# DESCRIPTION OF THE TASK
Gather each line of the records where "более" appears.

(Saved data entries)
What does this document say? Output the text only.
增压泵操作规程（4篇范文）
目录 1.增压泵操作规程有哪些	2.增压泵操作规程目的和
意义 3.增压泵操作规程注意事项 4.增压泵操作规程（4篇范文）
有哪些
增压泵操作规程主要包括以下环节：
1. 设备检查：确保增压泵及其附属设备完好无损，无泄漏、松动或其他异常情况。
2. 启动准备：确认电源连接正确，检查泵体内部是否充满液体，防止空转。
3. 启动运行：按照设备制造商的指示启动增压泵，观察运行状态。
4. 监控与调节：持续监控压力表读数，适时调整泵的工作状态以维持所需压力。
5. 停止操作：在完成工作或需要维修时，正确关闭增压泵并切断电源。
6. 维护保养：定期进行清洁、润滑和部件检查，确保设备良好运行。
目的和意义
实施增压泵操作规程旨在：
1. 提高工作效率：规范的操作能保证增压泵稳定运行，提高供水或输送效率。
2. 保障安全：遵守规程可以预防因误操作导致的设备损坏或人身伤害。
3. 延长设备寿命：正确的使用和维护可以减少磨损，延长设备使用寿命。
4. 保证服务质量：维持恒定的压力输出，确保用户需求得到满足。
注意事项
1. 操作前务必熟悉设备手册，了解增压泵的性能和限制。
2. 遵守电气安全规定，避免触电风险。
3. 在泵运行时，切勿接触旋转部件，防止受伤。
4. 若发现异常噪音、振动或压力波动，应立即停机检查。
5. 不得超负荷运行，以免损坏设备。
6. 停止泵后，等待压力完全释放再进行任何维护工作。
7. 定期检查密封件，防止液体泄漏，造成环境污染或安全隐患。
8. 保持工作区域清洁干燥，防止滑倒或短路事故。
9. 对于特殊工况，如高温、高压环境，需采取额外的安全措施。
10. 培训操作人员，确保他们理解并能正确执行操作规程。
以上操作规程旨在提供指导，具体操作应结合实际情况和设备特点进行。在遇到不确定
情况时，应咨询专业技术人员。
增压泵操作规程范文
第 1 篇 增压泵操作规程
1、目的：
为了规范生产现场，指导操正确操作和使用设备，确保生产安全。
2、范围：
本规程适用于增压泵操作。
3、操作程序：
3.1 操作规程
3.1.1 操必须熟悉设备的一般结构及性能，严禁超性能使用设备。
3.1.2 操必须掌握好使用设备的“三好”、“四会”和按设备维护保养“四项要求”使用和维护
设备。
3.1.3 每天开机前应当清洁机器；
* * *
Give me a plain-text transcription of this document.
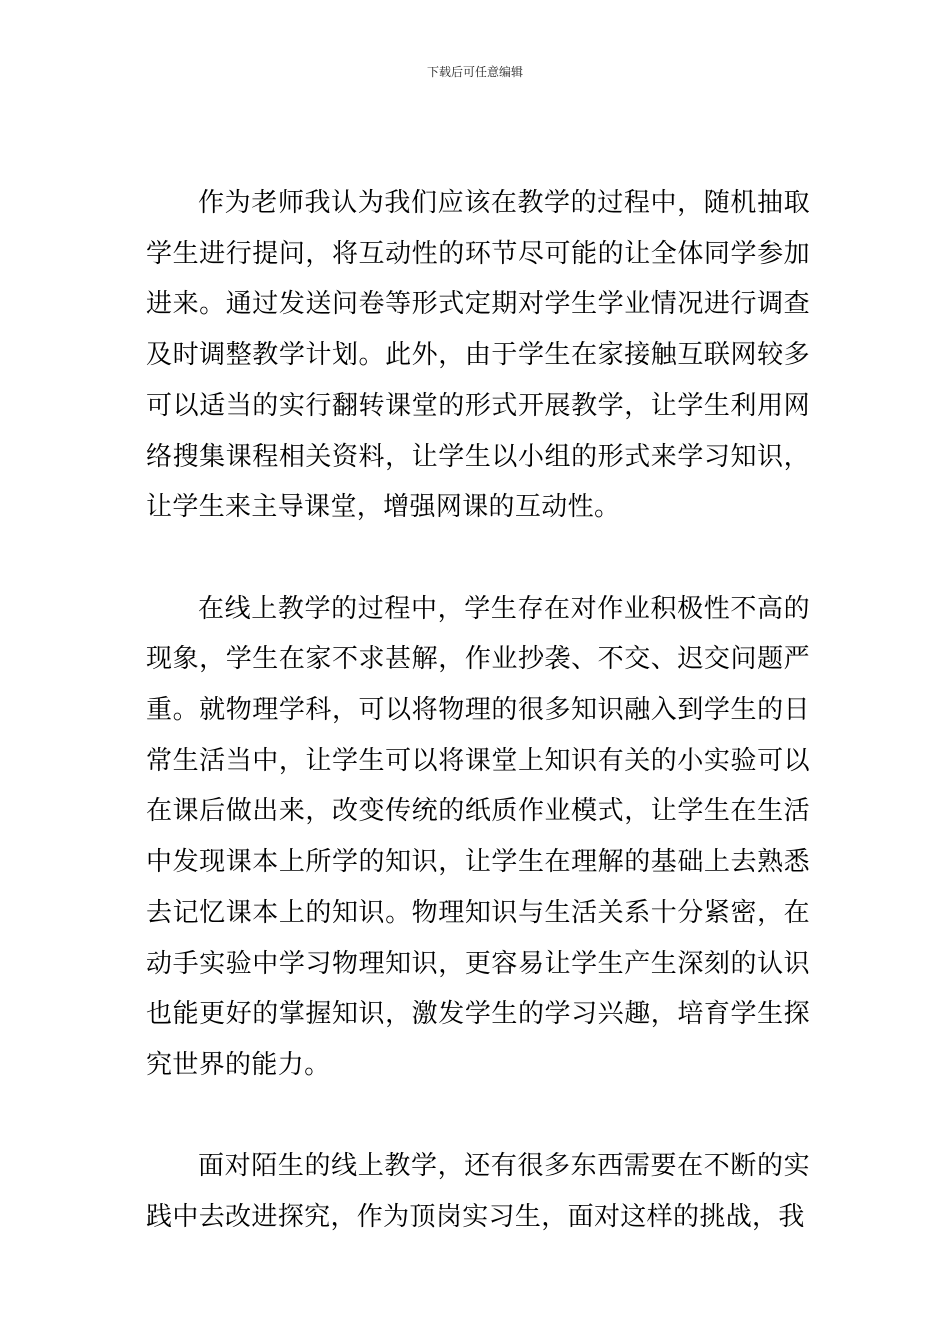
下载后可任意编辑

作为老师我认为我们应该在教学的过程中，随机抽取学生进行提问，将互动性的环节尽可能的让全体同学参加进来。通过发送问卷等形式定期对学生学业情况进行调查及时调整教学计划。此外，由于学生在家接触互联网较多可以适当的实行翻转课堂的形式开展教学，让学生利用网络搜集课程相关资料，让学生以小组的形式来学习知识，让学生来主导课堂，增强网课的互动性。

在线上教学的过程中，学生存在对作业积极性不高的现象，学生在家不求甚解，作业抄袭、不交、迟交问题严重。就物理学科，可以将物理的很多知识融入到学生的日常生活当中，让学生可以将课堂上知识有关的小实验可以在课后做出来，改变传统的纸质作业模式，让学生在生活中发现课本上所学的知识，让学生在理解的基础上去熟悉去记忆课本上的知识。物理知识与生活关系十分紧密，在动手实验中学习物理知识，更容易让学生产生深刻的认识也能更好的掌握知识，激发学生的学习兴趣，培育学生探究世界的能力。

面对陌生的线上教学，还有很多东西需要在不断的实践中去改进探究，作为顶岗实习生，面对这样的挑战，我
...
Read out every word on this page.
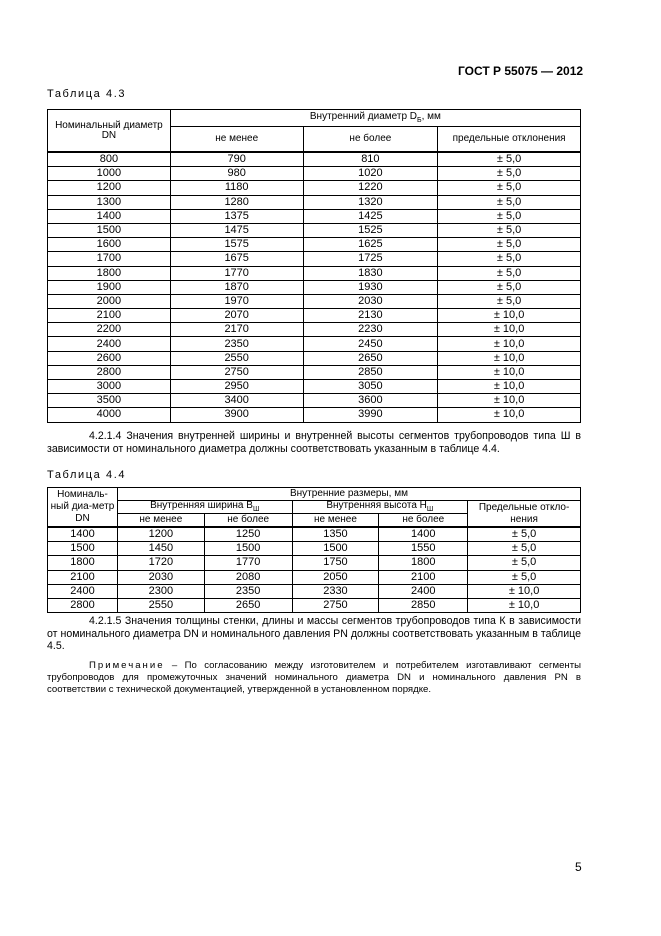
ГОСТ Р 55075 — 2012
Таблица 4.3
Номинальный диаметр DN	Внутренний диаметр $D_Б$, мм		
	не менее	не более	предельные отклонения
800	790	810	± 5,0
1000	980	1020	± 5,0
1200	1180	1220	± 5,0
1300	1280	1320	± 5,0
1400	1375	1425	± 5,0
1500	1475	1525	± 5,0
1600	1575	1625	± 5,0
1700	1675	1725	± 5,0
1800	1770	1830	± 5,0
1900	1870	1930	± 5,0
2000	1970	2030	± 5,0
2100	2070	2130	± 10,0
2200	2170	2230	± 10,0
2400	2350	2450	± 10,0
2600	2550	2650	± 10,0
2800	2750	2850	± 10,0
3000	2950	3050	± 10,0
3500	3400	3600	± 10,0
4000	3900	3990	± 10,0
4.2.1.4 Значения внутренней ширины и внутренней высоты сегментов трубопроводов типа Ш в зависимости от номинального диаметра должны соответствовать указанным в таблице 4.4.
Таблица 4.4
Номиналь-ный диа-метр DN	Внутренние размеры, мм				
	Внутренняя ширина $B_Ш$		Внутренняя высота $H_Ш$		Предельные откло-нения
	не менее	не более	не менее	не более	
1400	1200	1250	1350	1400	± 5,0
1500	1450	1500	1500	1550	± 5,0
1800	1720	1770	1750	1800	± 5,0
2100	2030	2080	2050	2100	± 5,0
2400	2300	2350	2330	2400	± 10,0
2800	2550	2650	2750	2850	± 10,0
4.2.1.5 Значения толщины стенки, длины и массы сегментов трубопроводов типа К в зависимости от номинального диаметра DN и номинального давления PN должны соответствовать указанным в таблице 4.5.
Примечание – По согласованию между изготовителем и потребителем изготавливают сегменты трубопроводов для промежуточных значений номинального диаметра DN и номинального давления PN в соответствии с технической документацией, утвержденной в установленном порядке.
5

# TASK OUTPUT
	не менее	не более	предельные отклонения
	не менее	не более	не менее	не более	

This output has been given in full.